State how many lines of the data contain the word "icon", and write nothing besides the number.

======== The data ========

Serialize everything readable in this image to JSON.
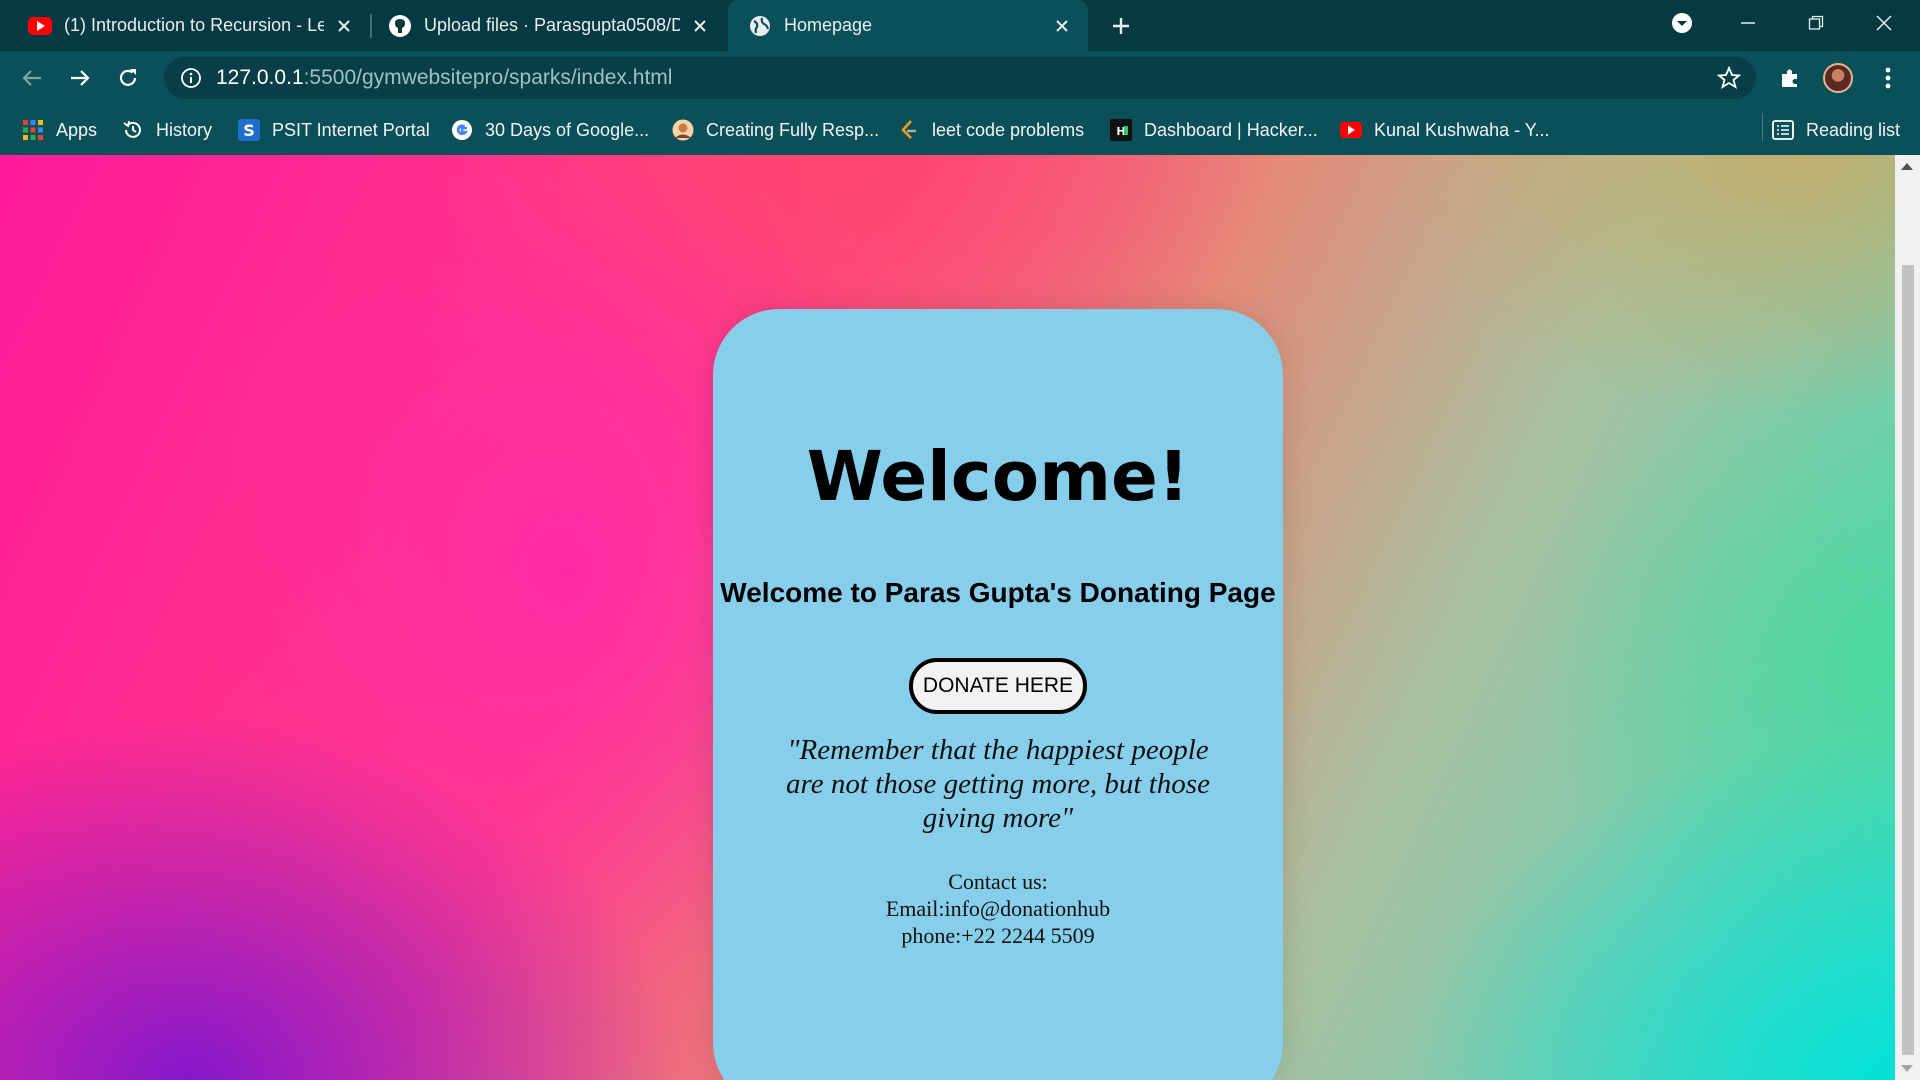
{
  "browser": {
    "tabs": [
      {
        "title": "(1) Introduction to Recursion - Le",
        "icon": "youtube-icon",
        "active": false
      },
      {
        "title": "Upload files · Parasgupta0508/D",
        "icon": "github-icon",
        "active": false
      },
      {
        "title": "Homepage",
        "icon": "globe-icon",
        "active": true
      }
    ],
    "address": {
      "host": "127.0.0.1",
      "rest": ":5500/gymwebsitepro/sparks/index.html"
    },
    "bookmarks": [
      {
        "label": "Apps",
        "icon": "apps-grid-icon"
      },
      {
        "label": "History",
        "icon": "history-icon"
      },
      {
        "label": "PSIT Internet Portal",
        "icon": "psit-s-icon"
      },
      {
        "label": "30 Days of Google...",
        "icon": "google-icon"
      },
      {
        "label": "Creating Fully Resp...",
        "icon": "profile-photo-icon"
      },
      {
        "label": "leet code problems",
        "icon": "leetcode-icon"
      },
      {
        "label": "Dashboard | Hacker...",
        "icon": "hackerrank-icon"
      },
      {
        "label": "Kunal Kushwaha - Y...",
        "icon": "youtube-icon"
      }
    ],
    "reading_list": "Reading list",
    "colors": {
      "frame": "#063a42",
      "toolbar": "#0b4f59",
      "card": "#87ceeb"
    }
  },
  "page": {
    "heading": "Welcome!",
    "subheading": "Welcome to Paras Gupta's Donating Page",
    "donate_label": "DONATE HERE",
    "quote": "\"Remember that the happiest people are not those getting more, but those giving more\"",
    "contact": {
      "label": "Contact us:",
      "email": "Email:info@donationhub",
      "phone": "phone:+22 2244 5509"
    }
  }
}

========

Written response — 11